• Short exercise
Write the entries below out again exactly; any picture in them stays out.

• Supplied material

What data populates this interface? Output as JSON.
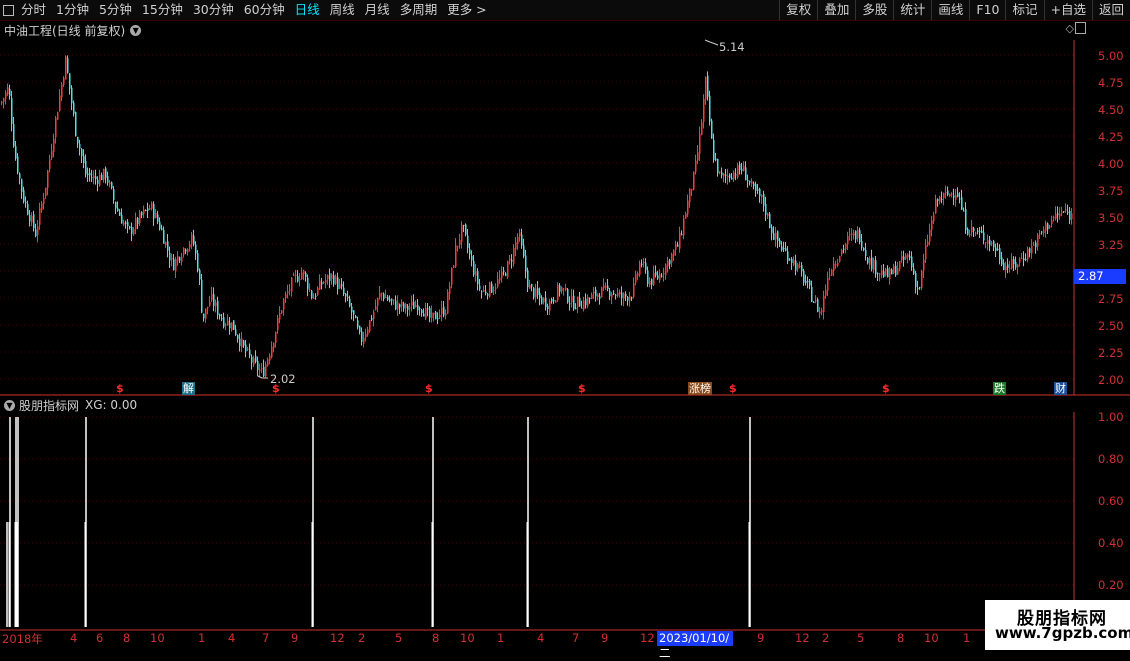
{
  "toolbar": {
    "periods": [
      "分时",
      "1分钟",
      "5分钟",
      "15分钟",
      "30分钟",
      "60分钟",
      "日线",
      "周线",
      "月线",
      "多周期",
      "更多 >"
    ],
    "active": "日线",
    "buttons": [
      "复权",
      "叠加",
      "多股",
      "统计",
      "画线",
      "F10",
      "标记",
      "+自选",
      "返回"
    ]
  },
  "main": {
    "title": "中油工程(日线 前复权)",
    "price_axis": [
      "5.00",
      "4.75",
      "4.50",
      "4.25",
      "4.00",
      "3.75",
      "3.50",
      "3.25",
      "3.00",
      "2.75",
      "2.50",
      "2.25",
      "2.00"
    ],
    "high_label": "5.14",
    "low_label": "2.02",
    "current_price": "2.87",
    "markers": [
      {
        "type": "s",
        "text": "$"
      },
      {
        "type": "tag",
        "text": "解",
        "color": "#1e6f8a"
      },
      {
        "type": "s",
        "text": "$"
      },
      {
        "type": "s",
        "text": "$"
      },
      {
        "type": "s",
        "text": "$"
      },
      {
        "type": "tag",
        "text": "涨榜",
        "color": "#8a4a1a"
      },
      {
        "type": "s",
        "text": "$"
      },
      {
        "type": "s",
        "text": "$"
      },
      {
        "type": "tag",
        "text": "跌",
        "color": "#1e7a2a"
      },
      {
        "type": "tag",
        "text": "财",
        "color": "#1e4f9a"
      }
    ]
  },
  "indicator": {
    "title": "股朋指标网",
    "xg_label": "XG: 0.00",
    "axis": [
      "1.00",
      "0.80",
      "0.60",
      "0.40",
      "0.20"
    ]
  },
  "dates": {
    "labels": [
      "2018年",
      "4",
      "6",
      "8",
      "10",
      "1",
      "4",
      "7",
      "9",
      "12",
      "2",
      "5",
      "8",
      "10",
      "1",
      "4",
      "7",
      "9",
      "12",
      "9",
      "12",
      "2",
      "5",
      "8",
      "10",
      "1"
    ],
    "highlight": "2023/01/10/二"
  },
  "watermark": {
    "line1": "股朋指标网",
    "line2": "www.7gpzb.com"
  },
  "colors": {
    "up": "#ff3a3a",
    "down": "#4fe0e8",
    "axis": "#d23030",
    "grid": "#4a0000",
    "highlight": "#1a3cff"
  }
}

• Result for this task
What data populates this interface? Output as JSON.
{
  "toolbar": {
    "periods": [
      "分时",
      "1分钟",
      "5分钟",
      "15分钟",
      "30分钟",
      "60分钟",
      "日线",
      "周线",
      "月线",
      "多周期",
      "更多 >"
    ],
    "active": "日线",
    "buttons": [
      "复权",
      "叠加",
      "多股",
      "统计",
      "画线",
      "F10",
      "标记",
      "+自选",
      "返回"
    ]
  },
  "main": {
    "title": "中油工程(日线 前复权)",
    "price_axis": [
      "5.00",
      "4.75",
      "4.50",
      "4.25",
      "4.00",
      "3.75",
      "3.50",
      "3.25",
      "3.00",
      "2.75",
      "2.50",
      "2.25",
      "2.00"
    ],
    "high_label": "5.14",
    "low_label": "2.02",
    "current_price": "2.87",
    "markers": [
      {
        "type": "s",
        "text": "$"
      },
      {
        "type": "tag",
        "text": "解",
        "color": "#1e6f8a"
      },
      {
        "type": "s",
        "text": "$"
      },
      {
        "type": "s",
        "text": "$"
      },
      {
        "type": "s",
        "text": "$"
      },
      {
        "type": "tag",
        "text": "涨榜",
        "color": "#8a4a1a"
      },
      {
        "type": "s",
        "text": "$"
      },
      {
        "type": "s",
        "text": "$"
      },
      {
        "type": "tag",
        "text": "跌",
        "color": "#1e7a2a"
      },
      {
        "type": "tag",
        "text": "财",
        "color": "#1e4f9a"
      }
    ]
  },
  "indicator": {
    "title": "股朋指标网",
    "xg_label": "XG: 0.00",
    "axis": [
      "1.00",
      "0.80",
      "0.60",
      "0.40",
      "0.20"
    ]
  },
  "dates": {
    "labels": [
      "2018年",
      "4",
      "6",
      "8",
      "10",
      "1",
      "4",
      "7",
      "9",
      "12",
      "2",
      "5",
      "8",
      "10",
      "1",
      "4",
      "7",
      "9",
      "12",
      "9",
      "12",
      "2",
      "5",
      "8",
      "10",
      "1"
    ],
    "highlight": "2023/01/10/二"
  },
  "watermark": {
    "line1": "股朋指标网",
    "line2": "www.7gpzb.com"
  },
  "colors": {
    "up": "#ff3a3a",
    "down": "#4fe0e8",
    "axis": "#d23030",
    "grid": "#4a0000",
    "highlight": "#1a3cff"
  }
}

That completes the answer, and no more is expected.